====== EXTRACT ======
Wednesday, April 01, 2020

LiDAR News: Blickfeld, Cepton, SiLC, Velodyne, Espros

Munich, Germany-based LiDAR start-up Blickfeld completes its Series A financing round led by the VC unit of Continental together with Wachstumsfonds Bayern, with participation of the existing investors Fluxunit – OSRAM Ventures, High-Tech Gründerfonds, TEV (Tengelmann Ventures) and Unternehmertum Venture Capital Partners. Blickfeld will use the new financial resources to ramp up production, qualify its LiDAR sensors for the automotive market and strengthen the application development and sales teams for industrial markets.

The safety of autonomous vehicles is based on LiDAR sensor technology. We see Blickfeld in a unique position here, as our technology stands out due to its mass market capability,” says Blickfeld co-founder Florian Petit. “But the mobility sector is not the only area of application for our LiDAR sensors and recognition software: Numerous other successful customer projects in logistics, smart cities or the security sector confirm our approach, as does the financial commitment of the venture capital unit of Continental, Bayern Kapital and our previous investors. We are now looking forward to taking the next steps into series production.
====== SOURCE MATERIAL ======
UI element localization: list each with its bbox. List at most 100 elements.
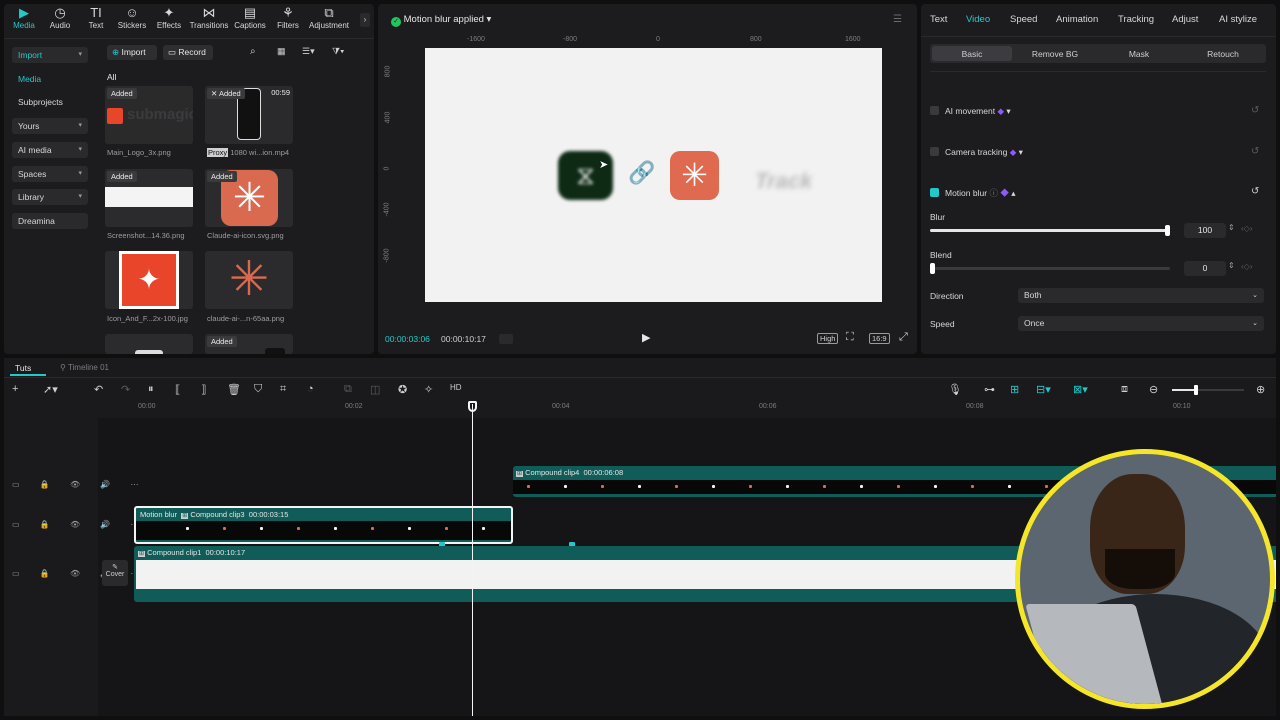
======
* SET TASK A:
Condense the paragraph of the LiDAR news item that begins "Munich, Germany-based LiDAR start-up Blickfeld" into a bulleted list that keeps its main facts.
* SET TASK B:
Write the next part of the LiDAR news item, picking up after its final sentence.

* WRITTEN RESPONSE A:
- Blickfeld, a LiDAR start-up based in Munich, Germany, has completed its Series A financing round.
- The VC unit of Continental led the round together with Wachstumsfonds Bayern.
- Existing investors also took part: Fluxunit – OSRAM Ventures, High-Tech Gründerfonds, TEV (Tengelmann Ventures) and Unternehmertum Venture Capital Partners.
- Blickfeld will use the funds to:
  - ramp up production
  - qualify its LiDAR sensors for the automotive market
  - strengthen its application development and sales teams for industrial markets

* WRITTEN RESPONSE B:
The start-up Blickfeld, founded by Mathias Müller, Florian Petit and Rolf Wojtech, has grown to a team of now over 100 people since it was founded three years ago.


Mission publishes an interview with Cepton CEO Jun Pei:

"In the next decade or two Lidar will be just as common as cameras. The third dimension gives you an extra piece of data that’s critical while also removing a concern. Jun explains that there are more concerns with privacy when dealing with cameras. Lidar doesn’t have that issue because it doesn’t worry about facial recognition or color. It doesn’t measure the privacy-related data that people have issues with.

So with that said, the future is not about improving accuracy, it’s more about cost, reliability, and deployment in applications.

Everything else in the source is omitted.